_Written exercise_.
Show every line of the records below that contains the word "name".

_Input material_.
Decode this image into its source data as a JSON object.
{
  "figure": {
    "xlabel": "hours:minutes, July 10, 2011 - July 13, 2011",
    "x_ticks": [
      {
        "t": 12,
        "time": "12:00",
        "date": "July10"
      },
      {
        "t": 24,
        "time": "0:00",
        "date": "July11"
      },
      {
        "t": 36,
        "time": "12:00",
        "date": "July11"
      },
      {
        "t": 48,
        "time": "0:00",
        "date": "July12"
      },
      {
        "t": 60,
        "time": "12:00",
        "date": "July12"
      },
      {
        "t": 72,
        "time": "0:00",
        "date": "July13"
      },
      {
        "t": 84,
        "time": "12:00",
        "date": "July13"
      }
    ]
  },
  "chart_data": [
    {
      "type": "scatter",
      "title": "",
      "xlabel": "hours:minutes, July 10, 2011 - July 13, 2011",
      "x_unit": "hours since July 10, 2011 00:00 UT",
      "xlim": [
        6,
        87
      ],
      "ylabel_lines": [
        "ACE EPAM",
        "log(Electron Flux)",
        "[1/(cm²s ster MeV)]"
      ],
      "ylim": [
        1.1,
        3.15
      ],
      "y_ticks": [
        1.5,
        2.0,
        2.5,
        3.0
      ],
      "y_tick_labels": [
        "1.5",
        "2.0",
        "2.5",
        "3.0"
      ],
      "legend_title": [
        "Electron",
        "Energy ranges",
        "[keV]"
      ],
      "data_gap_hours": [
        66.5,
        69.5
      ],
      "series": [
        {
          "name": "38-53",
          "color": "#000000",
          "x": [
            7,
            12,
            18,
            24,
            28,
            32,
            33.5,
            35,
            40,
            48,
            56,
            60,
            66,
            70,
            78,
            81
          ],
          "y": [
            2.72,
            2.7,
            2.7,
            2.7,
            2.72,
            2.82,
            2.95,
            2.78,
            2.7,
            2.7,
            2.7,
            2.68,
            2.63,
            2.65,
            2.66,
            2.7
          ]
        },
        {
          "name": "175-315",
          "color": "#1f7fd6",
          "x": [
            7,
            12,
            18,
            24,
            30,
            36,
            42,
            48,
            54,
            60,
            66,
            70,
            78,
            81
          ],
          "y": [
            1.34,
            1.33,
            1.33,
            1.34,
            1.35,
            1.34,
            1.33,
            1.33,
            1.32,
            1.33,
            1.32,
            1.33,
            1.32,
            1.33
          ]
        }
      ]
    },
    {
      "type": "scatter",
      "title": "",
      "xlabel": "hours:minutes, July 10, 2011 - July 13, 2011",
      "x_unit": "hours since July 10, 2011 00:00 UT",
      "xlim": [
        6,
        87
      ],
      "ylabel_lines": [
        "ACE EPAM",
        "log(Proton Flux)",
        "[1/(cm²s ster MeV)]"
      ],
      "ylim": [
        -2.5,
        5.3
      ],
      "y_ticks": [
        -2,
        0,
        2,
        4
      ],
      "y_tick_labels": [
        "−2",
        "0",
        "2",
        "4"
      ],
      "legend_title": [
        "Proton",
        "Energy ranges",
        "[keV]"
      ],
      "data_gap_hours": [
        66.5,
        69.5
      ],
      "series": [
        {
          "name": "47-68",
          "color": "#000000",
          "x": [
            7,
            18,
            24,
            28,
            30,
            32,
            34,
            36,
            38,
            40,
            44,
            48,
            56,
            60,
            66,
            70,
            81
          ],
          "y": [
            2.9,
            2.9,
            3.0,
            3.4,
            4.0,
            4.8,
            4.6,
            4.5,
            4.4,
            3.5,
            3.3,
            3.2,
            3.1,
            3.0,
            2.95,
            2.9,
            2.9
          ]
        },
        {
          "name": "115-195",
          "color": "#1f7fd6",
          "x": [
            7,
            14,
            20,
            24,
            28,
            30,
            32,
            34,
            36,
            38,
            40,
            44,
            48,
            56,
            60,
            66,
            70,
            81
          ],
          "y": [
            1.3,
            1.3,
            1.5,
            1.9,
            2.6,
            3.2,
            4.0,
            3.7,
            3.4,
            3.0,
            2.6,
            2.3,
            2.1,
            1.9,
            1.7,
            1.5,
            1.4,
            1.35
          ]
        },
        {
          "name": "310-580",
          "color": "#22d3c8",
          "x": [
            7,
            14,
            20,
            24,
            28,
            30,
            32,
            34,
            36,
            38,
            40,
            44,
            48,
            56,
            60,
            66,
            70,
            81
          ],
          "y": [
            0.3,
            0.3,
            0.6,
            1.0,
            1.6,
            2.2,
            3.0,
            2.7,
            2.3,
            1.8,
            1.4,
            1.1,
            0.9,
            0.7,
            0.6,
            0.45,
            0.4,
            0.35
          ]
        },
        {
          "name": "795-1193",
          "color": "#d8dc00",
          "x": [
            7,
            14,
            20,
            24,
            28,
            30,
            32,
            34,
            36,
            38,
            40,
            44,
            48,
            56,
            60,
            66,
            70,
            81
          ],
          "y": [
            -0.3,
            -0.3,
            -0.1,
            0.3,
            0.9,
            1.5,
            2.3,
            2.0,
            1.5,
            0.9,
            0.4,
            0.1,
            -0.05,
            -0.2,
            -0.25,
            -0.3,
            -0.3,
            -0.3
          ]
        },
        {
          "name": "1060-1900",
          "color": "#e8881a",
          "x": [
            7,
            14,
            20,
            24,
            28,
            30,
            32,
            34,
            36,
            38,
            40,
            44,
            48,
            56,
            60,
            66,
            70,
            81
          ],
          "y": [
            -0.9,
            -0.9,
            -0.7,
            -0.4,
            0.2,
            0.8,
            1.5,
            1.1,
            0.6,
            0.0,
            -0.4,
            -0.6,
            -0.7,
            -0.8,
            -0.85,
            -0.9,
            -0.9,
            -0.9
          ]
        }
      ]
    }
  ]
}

_Task answer_.
          "name": "38-53",
          "name": "175-315",
          "name": "47-68",
          "name": "115-195",
          "name": "310-580",
          "name": "795-1193",
          "name": "1060-1900",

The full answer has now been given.